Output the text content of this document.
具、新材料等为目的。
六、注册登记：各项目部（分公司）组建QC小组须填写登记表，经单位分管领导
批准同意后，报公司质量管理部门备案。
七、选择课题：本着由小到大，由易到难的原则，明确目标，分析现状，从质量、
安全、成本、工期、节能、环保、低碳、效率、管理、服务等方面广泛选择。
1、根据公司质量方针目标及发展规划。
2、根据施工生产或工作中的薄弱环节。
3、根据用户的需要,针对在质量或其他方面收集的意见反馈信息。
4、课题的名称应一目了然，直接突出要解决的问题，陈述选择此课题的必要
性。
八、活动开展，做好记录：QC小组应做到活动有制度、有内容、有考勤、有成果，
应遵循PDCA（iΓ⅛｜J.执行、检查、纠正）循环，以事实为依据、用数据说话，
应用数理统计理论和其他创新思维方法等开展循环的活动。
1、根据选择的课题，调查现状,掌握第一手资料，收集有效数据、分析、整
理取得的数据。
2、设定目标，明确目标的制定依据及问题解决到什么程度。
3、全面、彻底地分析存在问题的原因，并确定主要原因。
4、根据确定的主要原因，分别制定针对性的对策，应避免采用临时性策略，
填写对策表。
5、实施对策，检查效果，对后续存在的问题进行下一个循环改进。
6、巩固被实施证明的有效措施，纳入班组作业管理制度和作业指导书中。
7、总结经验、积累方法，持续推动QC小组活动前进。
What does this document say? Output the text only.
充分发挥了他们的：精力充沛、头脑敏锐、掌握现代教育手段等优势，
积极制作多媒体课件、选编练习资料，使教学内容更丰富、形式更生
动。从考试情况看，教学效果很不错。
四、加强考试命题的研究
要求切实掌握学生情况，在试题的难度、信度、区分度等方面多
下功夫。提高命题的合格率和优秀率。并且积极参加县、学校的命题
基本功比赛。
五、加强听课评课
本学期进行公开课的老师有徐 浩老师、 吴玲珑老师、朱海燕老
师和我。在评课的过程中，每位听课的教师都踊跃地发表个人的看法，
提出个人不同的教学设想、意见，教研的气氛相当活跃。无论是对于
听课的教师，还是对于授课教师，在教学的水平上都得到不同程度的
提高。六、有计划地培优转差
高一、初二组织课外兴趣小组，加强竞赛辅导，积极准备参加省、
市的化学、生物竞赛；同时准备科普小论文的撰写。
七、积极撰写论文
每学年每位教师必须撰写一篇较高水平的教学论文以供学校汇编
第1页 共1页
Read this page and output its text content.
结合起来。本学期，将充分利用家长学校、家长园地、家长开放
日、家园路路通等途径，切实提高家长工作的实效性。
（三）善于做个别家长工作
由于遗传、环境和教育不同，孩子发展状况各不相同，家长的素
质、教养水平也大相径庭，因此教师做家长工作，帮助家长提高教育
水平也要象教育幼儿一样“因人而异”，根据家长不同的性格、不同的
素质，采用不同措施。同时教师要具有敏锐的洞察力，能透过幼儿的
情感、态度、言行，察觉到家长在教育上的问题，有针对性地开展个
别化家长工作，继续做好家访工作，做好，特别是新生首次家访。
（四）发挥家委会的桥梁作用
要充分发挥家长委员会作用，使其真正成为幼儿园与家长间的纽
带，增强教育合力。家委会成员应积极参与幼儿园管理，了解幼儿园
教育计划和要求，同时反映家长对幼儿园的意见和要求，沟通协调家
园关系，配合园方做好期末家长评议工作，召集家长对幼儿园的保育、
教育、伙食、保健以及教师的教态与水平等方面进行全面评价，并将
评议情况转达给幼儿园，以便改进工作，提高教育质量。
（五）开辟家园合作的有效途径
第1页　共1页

-=-=-=-=-

PROBLEM DETAILS. Extract all the material, leaving every line as it is.

WRITTEN ANSWER.
Output the text content of this document.
具、新材料等为目的。
六、注册登记：各项目部（分公司）组建QC小组须填写登记表，经单位分管领导
批准同意后，报公司质量管理部门备案。
七、选择课题：本着由小到大，由易到难的原则，明确目标，分析现状，从质量、
安全、成本、工期、节能、环保、低碳、效率、管理、服务等方面广泛选择。
1、根据公司质量方针目标及发展规划。
2、根据施工生产或工作中的薄弱环节。
3、根据用户的需要,针对在质量或其他方面收集的意见反馈信息。
4、课题的名称应一目了然，直接突出要解决的问题，陈述选择此课题的必要
性。
八、活动开展，做好记录：QC小组应做到活动有制度、有内容、有考勤、有成果，
应遵循PDCA（iΓ⅛｜J.执行、检查、纠正）循环，以事实为依据、用数据说话，
应用数理统计理论和其他创新思维方法等开展循环的活动。
1、根据选择的课题，调查现状,掌握第一手资料，收集有效数据、分析、整
理取得的数据。
2、设定目标，明确目标的制定依据及问题解决到什么程度。
3、全面、彻底地分析存在问题的原因，并确定主要原因。
4、根据确定的主要原因，分别制定针对性的对策，应避免采用临时性策略，
填写对策表。
5、实施对策，检查效果，对后续存在的问题进行下一个循环改进。
6、巩固被实施证明的有效措施，纳入班组作业管理制度和作业指导书中。
7、总结经验、积累方法，持续推动QC小组活动前进。
What does this document say? Output the text only.
充分发挥了他们的：精力充沛、头脑敏锐、掌握现代教育手段等优势，
积极制作多媒体课件、选编练习资料，使教学内容更丰富、形式更生
动。从考试情况看，教学效果很不错。
四、加强考试命题的研究
要求切实掌握学生情况，在试题的难度、信度、区分度等方面多
下功夫。提高命题的合格率和优秀率。并且积极参加县、学校的命题
基本功比赛。
五、加强听课评课
本学期进行公开课的老师有徐 浩老师、 吴玲珑老师、朱海燕老
师和我。在评课的过程中，每位听课的教师都踊跃地发表个人的看法，
提出个人不同的教学设想、意见，教研的气氛相当活跃。无论是对于
听课的教师，还是对于授课教师，在教学的水平上都得到不同程度的
提高。六、有计划地培优转差
高一、初二组织课外兴趣小组，加强竞赛辅导，积极准备参加省、
市的化学、生物竞赛；同时准备科普小论文的撰写。
七、积极撰写论文
每学年每位教师必须撰写一篇较高水平的教学论文以供学校汇编
第1页 共1页
Read this page and output its text content.
结合起来。本学期，将充分利用家长学校、家长园地、家长开放
日、家园路路通等途径，切实提高家长工作的实效性。
（三）善于做个别家长工作
由于遗传、环境和教育不同，孩子发展状况各不相同，家长的素
质、教养水平也大相径庭，因此教师做家长工作，帮助家长提高教育
水平也要象教育幼儿一样“因人而异”，根据家长不同的性格、不同的
素质，采用不同措施。同时教师要具有敏锐的洞察力，能透过幼儿的
情感、态度、言行，察觉到家长在教育上的问题，有针对性地开展个
别化家长工作，继续做好家访工作，做好，特别是新生首次家访。
（四）发挥家委会的桥梁作用
要充分发挥家长委员会作用，使其真正成为幼儿园与家长间的纽
带，增强教育合力。家委会成员应积极参与幼儿园管理，了解幼儿园
教育计划和要求，同时反映家长对幼儿园的意见和要求，沟通协调家
园关系，配合园方做好期末家长评议工作，召集家长对幼儿园的保育、
教育、伙食、保健以及教师的教态与水平等方面进行全面评价，并将
评议情况转达给幼儿园，以便改进工作，提高教育质量。
（五）开辟家园合作的有效途径
第1页　共1页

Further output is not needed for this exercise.